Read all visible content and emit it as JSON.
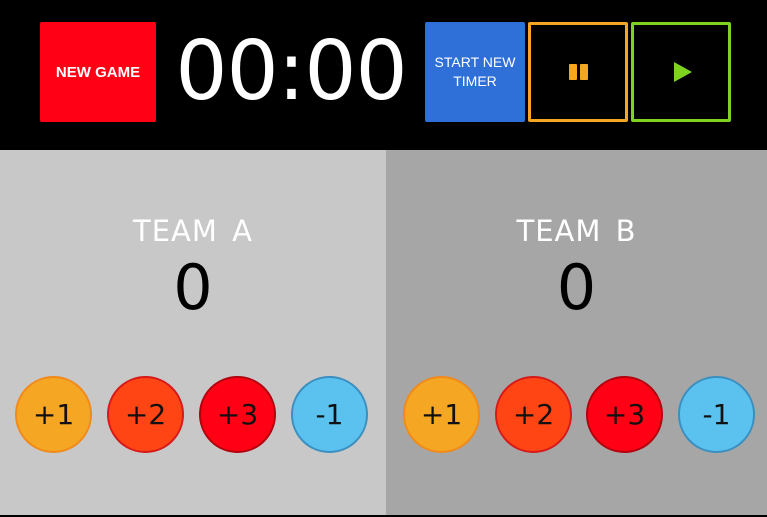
{
  "toolbar": {
    "new_game_label": "NEW GAME",
    "timer_value": "00:00",
    "start_timer_label": "START NEW TIMER",
    "pause_icon": "pause-icon",
    "play_icon": "play-icon"
  },
  "teams": [
    {
      "name": "TEAM A",
      "score": "0",
      "buttons": [
        "+1",
        "+2",
        "+3",
        "-1"
      ]
    },
    {
      "name": "TEAM B",
      "score": "0",
      "buttons": [
        "+1",
        "+2",
        "+3",
        "-1"
      ]
    }
  ],
  "colors": {
    "new_game": "#ff0014",
    "start_timer": "#2f6fd8",
    "pause_border": "#f5a623",
    "play_border": "#7ed321",
    "plus1": "#f5a623",
    "plus2": "#ff4514",
    "plus3": "#ff0014",
    "minus1": "#5bc2f0",
    "team_a_bg": "#c8c8c8",
    "team_b_bg": "#a6a6a6"
  }
}
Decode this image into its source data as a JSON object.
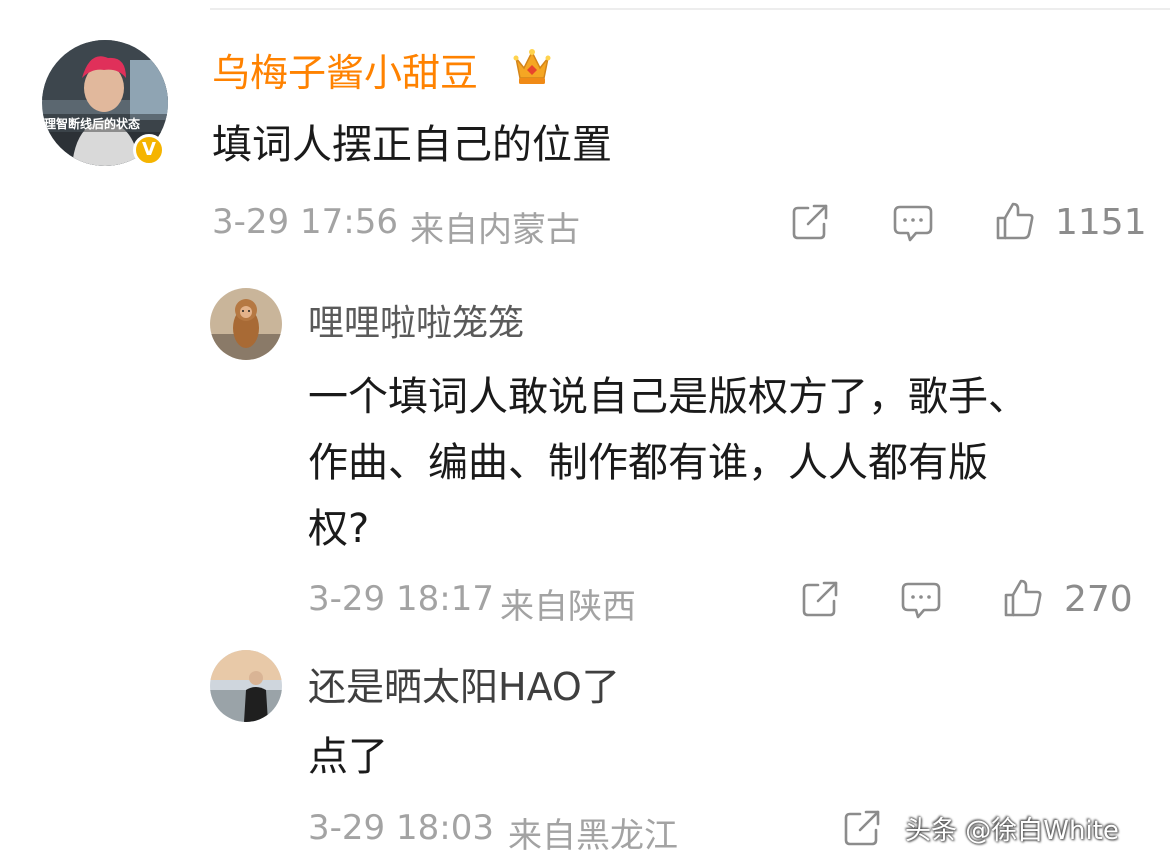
{
  "colors": {
    "vip_name": "#ff8200",
    "name": "#5a5a5a",
    "text": "#1a1a1a",
    "meta": "#a3a3a3",
    "verified_badge": "#f5b400"
  },
  "comments": [
    {
      "username": "乌梅子酱小甜豆",
      "avatar_caption": "理智断线后的状态",
      "badge_icon": "crown-icon",
      "verified": "V",
      "text_lines": [
        "填词人摆正自己的位置"
      ],
      "date": "3-29 17:56",
      "location": "来自内蒙古",
      "likes": "1151"
    },
    {
      "username": "哩哩啦啦笼笼",
      "text_lines": [
        "一个填词人敢说自己是版权方了，歌手、",
        "作曲、编曲、制作都有谁，人人都有版",
        "权?"
      ],
      "date": "3-29 18:17",
      "location": "来自陕西",
      "likes": "270"
    },
    {
      "username": "还是晒太阳HAO了",
      "text_lines": [
        "点了"
      ],
      "date": "3-29 18:03",
      "location": "来自黑龙江"
    }
  ],
  "watermark": "头条 @徐白White"
}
------------------------------
Your task is to reproduce all of the material exactly. The pictures stay out.

[COMPLETED EXERCISE]
Read all visible content and emit it as JSON.
{
  "toolbar": {
    "new_game_label": "NEW GAME",
    "timer_value": "00:00",
    "start_timer_label": "START NEW TIMER",
    "pause_icon": "pause-icon",
    "play_icon": "play-icon"
  },
  "teams": [
    {
      "name": "TEAM A",
      "score": "0",
      "buttons": [
        "+1",
        "+2",
        "+3",
        "-1"
      ]
    },
    {
      "name": "TEAM B",
      "score": "0",
      "buttons": [
        "+1",
        "+2",
        "+3",
        "-1"
      ]
    }
  ],
  "colors": {
    "new_game": "#ff0014",
    "start_timer": "#2f6fd8",
    "pause_border": "#f5a623",
    "play_border": "#7ed321",
    "plus1": "#f5a623",
    "plus2": "#ff4514",
    "plus3": "#ff0014",
    "minus1": "#5bc2f0",
    "team_a_bg": "#c8c8c8",
    "team_b_bg": "#a6a6a6"
  }
}
Decode this image into its source data as a JSON object.
{
  "colors": {
    "vip_name": "#ff8200",
    "name": "#5a5a5a",
    "text": "#1a1a1a",
    "meta": "#a3a3a3",
    "verified_badge": "#f5b400"
  },
  "comments": [
    {
      "username": "乌梅子酱小甜豆",
      "avatar_caption": "理智断线后的状态",
      "badge_icon": "crown-icon",
      "verified": "V",
      "text_lines": [
        "填词人摆正自己的位置"
      ],
      "date": "3-29 17:56",
      "location": "来自内蒙古",
      "likes": "1151"
    },
    {
      "username": "哩哩啦啦笼笼",
      "text_lines": [
        "一个填词人敢说自己是版权方了，歌手、",
        "作曲、编曲、制作都有谁，人人都有版",
        "权?"
      ],
      "date": "3-29 18:17",
      "location": "来自陕西",
      "likes": "270"
    },
    {
      "username": "还是晒太阳HAO了",
      "text_lines": [
        "点了"
      ],
      "date": "3-29 18:03",
      "location": "来自黑龙江"
    }
  ],
  "watermark": "头条 @徐白White"
}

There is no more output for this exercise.